What to work on
Copy out only the lines running from the one that contains "Transcribe this image's" through the end of the listing. Pictures stay out.
───── Given data
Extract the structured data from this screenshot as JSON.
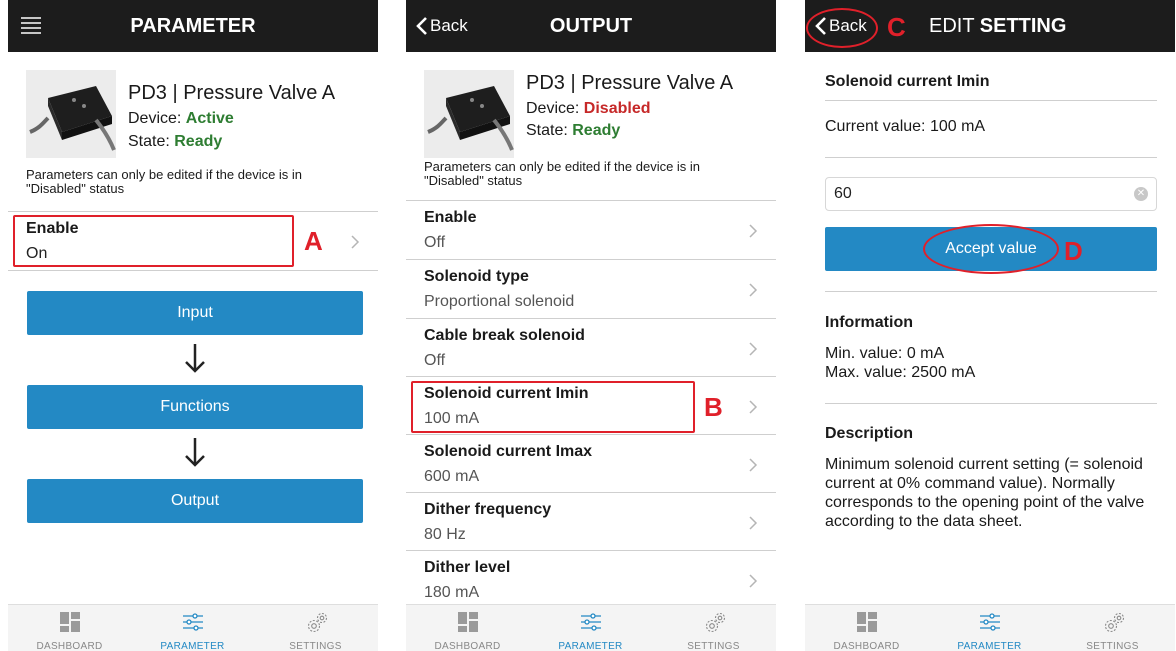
{
  "panel1": {
    "title": "PARAMETER",
    "device": {
      "name": "PD3 | Pressure Valve A",
      "device_label": "Device: ",
      "device_status": "Active",
      "state_label": "State: ",
      "state_status": "Ready"
    },
    "note": "Parameters can only be edited if the device is in \"Disabled\" status",
    "row": {
      "label": "Enable",
      "value": "On"
    },
    "buttons": [
      "Input",
      "Functions",
      "Output"
    ],
    "mark": "A"
  },
  "panel2": {
    "back": "Back",
    "title": "OUTPUT",
    "device": {
      "name": "PD3 | Pressure Valve A",
      "device_label": "Device: ",
      "device_status": "Disabled",
      "state_label": "State: ",
      "state_status": "Ready"
    },
    "note": "Parameters can only be edited if the device is in \"Disabled\" status",
    "rows": [
      {
        "label": "Enable",
        "value": "Off"
      },
      {
        "label": "Solenoid type",
        "value": "Proportional solenoid"
      },
      {
        "label": "Cable break solenoid",
        "value": "Off"
      },
      {
        "label": "Solenoid current Imin",
        "value": "100 mA"
      },
      {
        "label": "Solenoid current Imax",
        "value": "600 mA"
      },
      {
        "label": "Dither frequency",
        "value": "80 Hz"
      },
      {
        "label": "Dither level",
        "value": "180 mA"
      }
    ],
    "mark": "B"
  },
  "panel3": {
    "back": "Back",
    "title_light": "EDIT ",
    "title_bold": "SETTING",
    "param_name": "Solenoid current Imin",
    "current_value": "Current value: 100 mA",
    "input_value": "60",
    "accept": "Accept value",
    "info_title": "Information",
    "min": "Min. value: 0 mA",
    "max": "Max. value: 2500 mA",
    "desc_title": "Description",
    "desc": "Minimum solenoid current setting (= solenoid current at 0% command value). Normally corresponds to the opening point of the valve according to the data sheet.",
    "mark_c": "C",
    "mark_d": "D"
  },
  "tabbar": {
    "dashboard": "DASHBOARD",
    "parameter": "PARAMETER",
    "settings": "SETTINGS"
  },
  "colors": {
    "accent": "#2389c4",
    "header": "#1c1c1c",
    "active_green": "#2e7d32",
    "disabled_red": "#c62828",
    "annotation_red": "#e0202a"
  }
}
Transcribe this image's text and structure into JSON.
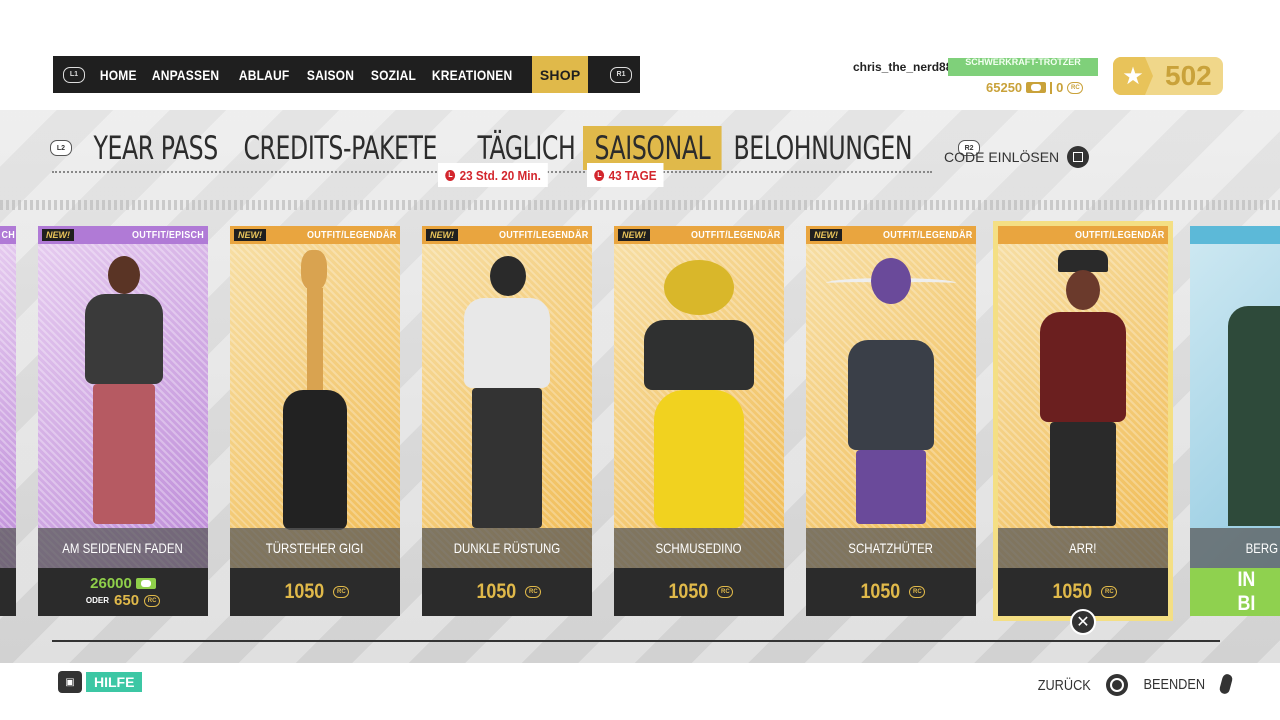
{
  "topnav": {
    "left_hint": "L1",
    "right_hint": "R1",
    "items": [
      "HOME",
      "ANPASSEN",
      "ABLAUF",
      "SAISON",
      "SOZIAL",
      "KREATIONEN",
      "SHOP"
    ],
    "active": "SHOP"
  },
  "player": {
    "username": "chris_the_nerd88",
    "rank": "SCHWERKRAFT-TROTZER",
    "credits": "65250",
    "rc": "0",
    "stars": "502"
  },
  "subtabs": {
    "left_hint": "L2",
    "right_hint": "R2",
    "items": [
      "YEAR PASS",
      "CREDITS-PAKETE",
      "TÄGLICH",
      "SAISONAL",
      "BELOHNUNGEN"
    ],
    "active": "SAISONAL",
    "timer_daily": "23 Std. 20 Min.",
    "timer_season": "43 TAGE",
    "code_redeem": "CODE EINLÖSEN"
  },
  "cards": [
    {
      "new": "NEW!",
      "rarity": "OUTFIT/EPISCH",
      "name": "AM SEIDENEN FADEN",
      "price_credits": "26000",
      "or": "ODER",
      "price": "650"
    },
    {
      "new": "NEW!",
      "rarity": "OUTFIT/LEGENDÄR",
      "name": "TÜRSTEHER GIGI",
      "price": "1050"
    },
    {
      "new": "NEW!",
      "rarity": "OUTFIT/LEGENDÄR",
      "name": "DUNKLE RÜSTUNG",
      "price": "1050"
    },
    {
      "new": "NEW!",
      "rarity": "OUTFIT/LEGENDÄR",
      "name": "SCHMUSEDINO",
      "price": "1050"
    },
    {
      "new": "NEW!",
      "rarity": "OUTFIT/LEGENDÄR",
      "name": "SCHATZHÜTER",
      "price": "1050"
    },
    {
      "rarity": "OUTFIT/LEGENDÄR",
      "name": "ARR!",
      "price": "1050"
    }
  ],
  "partial_left": {
    "rarity": "CH"
  },
  "partial_right": {
    "name": "BERG",
    "button": "IN BI"
  },
  "rc_label": "RC",
  "footer": {
    "help": "HILFE",
    "back": "ZURÜCK",
    "quit": "BEENDEN"
  },
  "colors": {
    "accent": "#e0b94a",
    "legendary": "#e9a53f",
    "epic": "#b07ad6",
    "timer": "#d3262d",
    "help": "#3cc7a4",
    "rank": "#7fd07a"
  }
}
──────────
Task output
Transcribe this image's text and structure into JSON.
{
  "topnav": {
    "left_hint": "L1",
    "right_hint": "R1",
    "items": [
      "HOME",
      "ANPASSEN",
      "ABLAUF",
      "SAISON",
      "SOZIAL",
      "KREATIONEN",
      "SHOP"
    ],
    "active": "SHOP"
  },
  "player": {
    "username": "chris_the_nerd88",
    "rank": "SCHWERKRAFT-TROTZER",
    "credits": "65250",
    "rc": "0",
    "stars": "502"
  },
  "subtabs": {
    "left_hint": "L2",
    "right_hint": "R2",
    "items": [
      "YEAR PASS",
      "CREDITS-PAKETE",
      "TÄGLICH",
      "SAISONAL",
      "BELOHNUNGEN"
    ],
    "active": "SAISONAL",
    "timer_daily": "23 Std. 20 Min.",
    "timer_season": "43 TAGE",
    "code_redeem": "CODE EINLÖSEN"
  },
  "cards": [
    {
      "new": "NEW!",
      "rarity": "OUTFIT/EPISCH",
      "name": "AM SEIDENEN FADEN",
      "price_credits": "26000",
      "or": "ODER",
      "price": "650"
    },
    {
      "new": "NEW!",
      "rarity": "OUTFIT/LEGENDÄR",
      "name": "TÜRSTEHER GIGI",
      "price": "1050"
    },
    {
      "new": "NEW!",
      "rarity": "OUTFIT/LEGENDÄR",
      "name": "DUNKLE RÜSTUNG",
      "price": "1050"
    },
    {
      "new": "NEW!",
      "rarity": "OUTFIT/LEGENDÄR",
      "name": "SCHMUSEDINO",
      "price": "1050"
    },
    {
      "new": "NEW!",
      "rarity": "OUTFIT/LEGENDÄR",
      "name": "SCHATZHÜTER",
      "price": "1050"
    },
    {
      "rarity": "OUTFIT/LEGENDÄR",
      "name": "ARR!",
      "price": "1050"
    }
  ],
  "partial_left": {
    "rarity": "CH"
  },
  "partial_right": {
    "name": "BERG",
    "button": "IN BI"
  },
  "rc_label": "RC",
  "footer": {
    "help": "HILFE",
    "back": "ZURÜCK",
    "quit": "BEENDEN"
  },
  "colors": {
    "accent": "#e0b94a",
    "legendary": "#e9a53f",
    "epic": "#b07ad6",
    "timer": "#d3262d",
    "help": "#3cc7a4",
    "rank": "#7fd07a"
  }
}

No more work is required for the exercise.